AIM OF THE EXERCISE
Restate each entry word for word, leaving nothing out.

Dataset excerpt:

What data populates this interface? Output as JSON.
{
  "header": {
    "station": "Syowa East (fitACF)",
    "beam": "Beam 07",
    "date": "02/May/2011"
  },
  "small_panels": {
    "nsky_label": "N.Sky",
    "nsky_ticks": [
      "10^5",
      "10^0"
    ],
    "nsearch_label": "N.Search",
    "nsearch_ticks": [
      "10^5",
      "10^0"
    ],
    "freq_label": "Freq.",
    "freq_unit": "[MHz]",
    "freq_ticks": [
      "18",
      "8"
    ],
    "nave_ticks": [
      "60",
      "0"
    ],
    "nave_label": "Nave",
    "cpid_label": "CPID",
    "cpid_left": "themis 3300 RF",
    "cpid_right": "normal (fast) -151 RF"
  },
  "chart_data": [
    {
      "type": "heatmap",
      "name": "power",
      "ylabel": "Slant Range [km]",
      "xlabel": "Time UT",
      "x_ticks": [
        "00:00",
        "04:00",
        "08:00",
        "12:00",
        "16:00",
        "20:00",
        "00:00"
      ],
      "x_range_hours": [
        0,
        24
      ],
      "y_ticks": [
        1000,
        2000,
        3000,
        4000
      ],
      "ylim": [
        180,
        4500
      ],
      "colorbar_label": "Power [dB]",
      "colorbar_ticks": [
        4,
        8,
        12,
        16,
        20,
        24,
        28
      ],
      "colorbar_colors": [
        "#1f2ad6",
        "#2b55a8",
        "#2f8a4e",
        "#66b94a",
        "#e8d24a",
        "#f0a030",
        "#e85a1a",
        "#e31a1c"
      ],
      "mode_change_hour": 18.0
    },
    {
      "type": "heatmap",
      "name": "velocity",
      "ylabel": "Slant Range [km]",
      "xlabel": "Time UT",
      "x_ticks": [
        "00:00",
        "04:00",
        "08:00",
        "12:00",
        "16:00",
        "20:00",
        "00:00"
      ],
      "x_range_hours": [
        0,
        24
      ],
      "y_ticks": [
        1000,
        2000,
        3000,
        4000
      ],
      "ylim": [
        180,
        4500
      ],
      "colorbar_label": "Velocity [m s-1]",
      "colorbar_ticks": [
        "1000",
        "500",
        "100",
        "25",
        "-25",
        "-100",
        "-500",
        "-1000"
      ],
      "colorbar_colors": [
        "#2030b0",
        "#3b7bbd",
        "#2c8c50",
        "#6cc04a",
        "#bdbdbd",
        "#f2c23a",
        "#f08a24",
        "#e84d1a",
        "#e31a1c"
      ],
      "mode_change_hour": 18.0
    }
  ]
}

RESPONSE TO THIS TASK
What data populates this interface? Output as JSON.
{
  "header": {
    "station": "Syowa East (fitACF)",
    "beam": "Beam 07",
    "date": "02/May/2011"
  },
  "small_panels": {
    "nsky_label": "N.Sky",
    "nsky_ticks": [
      "10^5",
      "10^0"
    ],
    "nsearch_label": "N.Search",
    "nsearch_ticks": [
      "10^5",
      "10^0"
    ],
    "freq_label": "Freq.",
    "freq_unit": "[MHz]",
    "freq_ticks": [
      "18",
      "8"
    ],
    "nave_ticks": [
      "60",
      "0"
    ],
    "nave_label": "Nave",
    "cpid_label": "CPID",
    "cpid_left": "themis 3300 RF",
    "cpid_right": "normal (fast) -151 RF"
  },
  "chart_data": [
    {
      "type": "heatmap",
      "name": "power",
      "ylabel": "Slant Range [km]",
      "xlabel": "Time UT",
      "x_ticks": [
        "00:00",
        "04:00",
        "08:00",
        "12:00",
        "16:00",
        "20:00",
        "00:00"
      ],
      "x_range_hours": [
        0,
        24
      ],
      "y_ticks": [
        1000,
        2000,
        3000,
        4000
      ],
      "ylim": [
        180,
        4500
      ],
      "colorbar_label": "Power [dB]",
      "colorbar_ticks": [
        4,
        8,
        12,
        16,
        20,
        24,
        28
      ],
      "colorbar_colors": [
        "#1f2ad6",
        "#2b55a8",
        "#2f8a4e",
        "#66b94a",
        "#e8d24a",
        "#f0a030",
        "#e85a1a",
        "#e31a1c"
      ],
      "mode_change_hour": 18.0
    },
    {
      "type": "heatmap",
      "name": "velocity",
      "ylabel": "Slant Range [km]",
      "xlabel": "Time UT",
      "x_ticks": [
        "00:00",
        "04:00",
        "08:00",
        "12:00",
        "16:00",
        "20:00",
        "00:00"
      ],
      "x_range_hours": [
        0,
        24
      ],
      "y_ticks": [
        1000,
        2000,
        3000,
        4000
      ],
      "ylim": [
        180,
        4500
      ],
      "colorbar_label": "Velocity [m s-1]",
      "colorbar_ticks": [
        "1000",
        "500",
        "100",
        "25",
        "-25",
        "-100",
        "-500",
        "-1000"
      ],
      "colorbar_colors": [
        "#2030b0",
        "#3b7bbd",
        "#2c8c50",
        "#6cc04a",
        "#bdbdbd",
        "#f2c23a",
        "#f08a24",
        "#e84d1a",
        "#e31a1c"
      ],
      "mode_change_hour": 18.0
    }
  ]
}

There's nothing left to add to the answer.